-- start of DATASET CONTENT --
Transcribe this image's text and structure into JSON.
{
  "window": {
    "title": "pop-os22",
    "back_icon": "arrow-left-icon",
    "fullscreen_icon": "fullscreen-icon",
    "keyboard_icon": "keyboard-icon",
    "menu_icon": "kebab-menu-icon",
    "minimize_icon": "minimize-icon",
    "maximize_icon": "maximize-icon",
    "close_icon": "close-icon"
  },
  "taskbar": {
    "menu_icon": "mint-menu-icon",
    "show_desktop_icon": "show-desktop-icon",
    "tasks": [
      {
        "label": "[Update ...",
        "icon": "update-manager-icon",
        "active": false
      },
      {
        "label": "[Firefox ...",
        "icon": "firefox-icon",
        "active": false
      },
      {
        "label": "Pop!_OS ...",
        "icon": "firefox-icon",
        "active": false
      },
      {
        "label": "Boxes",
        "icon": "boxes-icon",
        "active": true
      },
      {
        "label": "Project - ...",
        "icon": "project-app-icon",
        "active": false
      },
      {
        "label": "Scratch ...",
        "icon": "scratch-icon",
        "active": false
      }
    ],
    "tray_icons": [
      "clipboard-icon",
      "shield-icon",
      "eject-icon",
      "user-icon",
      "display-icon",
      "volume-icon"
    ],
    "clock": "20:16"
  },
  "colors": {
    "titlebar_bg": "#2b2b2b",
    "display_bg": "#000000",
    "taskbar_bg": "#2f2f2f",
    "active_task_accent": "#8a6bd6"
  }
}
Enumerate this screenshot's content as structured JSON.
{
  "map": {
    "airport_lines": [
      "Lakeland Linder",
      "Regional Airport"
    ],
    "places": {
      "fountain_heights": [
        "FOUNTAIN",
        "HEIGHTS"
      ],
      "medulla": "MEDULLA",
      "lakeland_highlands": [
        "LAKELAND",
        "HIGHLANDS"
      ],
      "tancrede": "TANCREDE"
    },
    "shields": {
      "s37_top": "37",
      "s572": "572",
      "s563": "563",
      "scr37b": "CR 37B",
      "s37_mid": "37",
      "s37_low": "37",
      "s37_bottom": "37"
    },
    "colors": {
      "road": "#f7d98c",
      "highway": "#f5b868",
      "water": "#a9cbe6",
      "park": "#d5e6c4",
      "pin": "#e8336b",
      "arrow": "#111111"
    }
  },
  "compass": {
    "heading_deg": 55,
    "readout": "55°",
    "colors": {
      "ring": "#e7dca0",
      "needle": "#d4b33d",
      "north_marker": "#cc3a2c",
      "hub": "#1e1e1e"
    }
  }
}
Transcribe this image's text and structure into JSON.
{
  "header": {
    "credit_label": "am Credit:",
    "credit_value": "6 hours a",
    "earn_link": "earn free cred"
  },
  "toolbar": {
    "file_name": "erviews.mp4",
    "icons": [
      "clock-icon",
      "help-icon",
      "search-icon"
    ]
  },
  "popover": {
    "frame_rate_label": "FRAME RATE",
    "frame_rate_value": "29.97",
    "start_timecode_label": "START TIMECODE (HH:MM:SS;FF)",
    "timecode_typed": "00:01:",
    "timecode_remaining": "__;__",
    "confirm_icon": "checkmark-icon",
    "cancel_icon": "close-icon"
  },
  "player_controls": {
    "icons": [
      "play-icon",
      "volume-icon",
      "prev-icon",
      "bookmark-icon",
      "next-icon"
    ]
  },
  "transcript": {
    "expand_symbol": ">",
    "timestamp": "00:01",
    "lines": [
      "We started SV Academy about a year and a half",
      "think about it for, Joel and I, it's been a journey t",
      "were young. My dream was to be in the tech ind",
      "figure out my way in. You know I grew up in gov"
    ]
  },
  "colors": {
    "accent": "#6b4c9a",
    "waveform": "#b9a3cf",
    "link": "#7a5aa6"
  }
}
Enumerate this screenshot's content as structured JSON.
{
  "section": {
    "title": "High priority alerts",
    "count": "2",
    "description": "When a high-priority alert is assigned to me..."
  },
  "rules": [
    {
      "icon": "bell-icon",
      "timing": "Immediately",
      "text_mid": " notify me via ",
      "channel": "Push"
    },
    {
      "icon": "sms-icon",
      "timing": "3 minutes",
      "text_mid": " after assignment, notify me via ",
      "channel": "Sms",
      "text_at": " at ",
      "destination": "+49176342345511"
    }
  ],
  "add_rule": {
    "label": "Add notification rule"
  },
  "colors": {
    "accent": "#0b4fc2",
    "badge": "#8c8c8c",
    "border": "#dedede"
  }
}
-- end of DATASET CONTENT --
» EXERCISE TASK
Copy each entry exactly, with nothing added or dropped.

» TASK RESPONSE
Transcribe this image's text and structure into JSON.
{
  "window": {
    "title": "pop-os22",
    "back_icon": "arrow-left-icon",
    "fullscreen_icon": "fullscreen-icon",
    "keyboard_icon": "keyboard-icon",
    "menu_icon": "kebab-menu-icon",
    "minimize_icon": "minimize-icon",
    "maximize_icon": "maximize-icon",
    "close_icon": "close-icon"
  },
  "taskbar": {
    "menu_icon": "mint-menu-icon",
    "show_desktop_icon": "show-desktop-icon",
    "tasks": [
      {
        "label": "[Update ...",
        "icon": "update-manager-icon",
        "active": false
      },
      {
        "label": "[Firefox ...",
        "icon": "firefox-icon",
        "active": false
      },
      {
        "label": "Pop!_OS ...",
        "icon": "firefox-icon",
        "active": false
      },
      {
        "label": "Boxes",
        "icon": "boxes-icon",
        "active": true
      },
      {
        "label": "Project - ...",
        "icon": "project-app-icon",
        "active": false
      },
      {
        "label": "Scratch ...",
        "icon": "scratch-icon",
        "active": false
      }
    ],
    "tray_icons": [
      "clipboard-icon",
      "shield-icon",
      "eject-icon",
      "user-icon",
      "display-icon",
      "volume-icon"
    ],
    "clock": "20:16"
  },
  "colors": {
    "titlebar_bg": "#2b2b2b",
    "display_bg": "#000000",
    "taskbar_bg": "#2f2f2f",
    "active_task_accent": "#8a6bd6"
  }
}
Enumerate this screenshot's content as structured JSON.
{
  "map": {
    "airport_lines": [
      "Lakeland Linder",
      "Regional Airport"
    ],
    "places": {
      "fountain_heights": [
        "FOUNTAIN",
        "HEIGHTS"
      ],
      "medulla": "MEDULLA",
      "lakeland_highlands": [
        "LAKELAND",
        "HIGHLANDS"
      ],
      "tancrede": "TANCREDE"
    },
    "shields": {
      "s37_top": "37",
      "s572": "572",
      "s563": "563",
      "scr37b": "CR 37B",
      "s37_mid": "37",
      "s37_low": "37",
      "s37_bottom": "37"
    },
    "colors": {
      "road": "#f7d98c",
      "highway": "#f5b868",
      "water": "#a9cbe6",
      "park": "#d5e6c4",
      "pin": "#e8336b",
      "arrow": "#111111"
    }
  },
  "compass": {
    "heading_deg": 55,
    "readout": "55°",
    "colors": {
      "ring": "#e7dca0",
      "needle": "#d4b33d",
      "north_marker": "#cc3a2c",
      "hub": "#1e1e1e"
    }
  }
}
Transcribe this image's text and structure into JSON.
{
  "header": {
    "credit_label": "am Credit:",
    "credit_value": "6 hours a",
    "earn_link": "earn free cred"
  },
  "toolbar": {
    "file_name": "erviews.mp4",
    "icons": [
      "clock-icon",
      "help-icon",
      "search-icon"
    ]
  },
  "popover": {
    "frame_rate_label": "FRAME RATE",
    "frame_rate_value": "29.97",
    "start_timecode_label": "START TIMECODE (HH:MM:SS;FF)",
    "timecode_typed": "00:01:",
    "timecode_remaining": "__;__",
    "confirm_icon": "checkmark-icon",
    "cancel_icon": "close-icon"
  },
  "player_controls": {
    "icons": [
      "play-icon",
      "volume-icon",
      "prev-icon",
      "bookmark-icon",
      "next-icon"
    ]
  },
  "transcript": {
    "expand_symbol": ">",
    "timestamp": "00:01",
    "lines": [
      "We started SV Academy about a year and a half",
      "think about it for, Joel and I, it's been a journey t",
      "were young. My dream was to be in the tech ind",
      "figure out my way in. You know I grew up in gov"
    ]
  },
  "colors": {
    "accent": "#6b4c9a",
    "waveform": "#b9a3cf",
    "link": "#7a5aa6"
  }
}
Enumerate this screenshot's content as structured JSON.
{
  "section": {
    "title": "High priority alerts",
    "count": "2",
    "description": "When a high-priority alert is assigned to me..."
  },
  "rules": [
    {
      "icon": "bell-icon",
      "timing": "Immediately",
      "text_mid": " notify me via ",
      "channel": "Push"
    },
    {
      "icon": "sms-icon",
      "timing": "3 minutes",
      "text_mid": " after assignment, notify me via ",
      "channel": "Sms",
      "text_at": " at ",
      "destination": "+49176342345511"
    }
  ],
  "add_rule": {
    "label": "Add notification rule"
  },
  "colors": {
    "accent": "#0b4fc2",
    "badge": "#8c8c8c",
    "border": "#dedede"
  }
}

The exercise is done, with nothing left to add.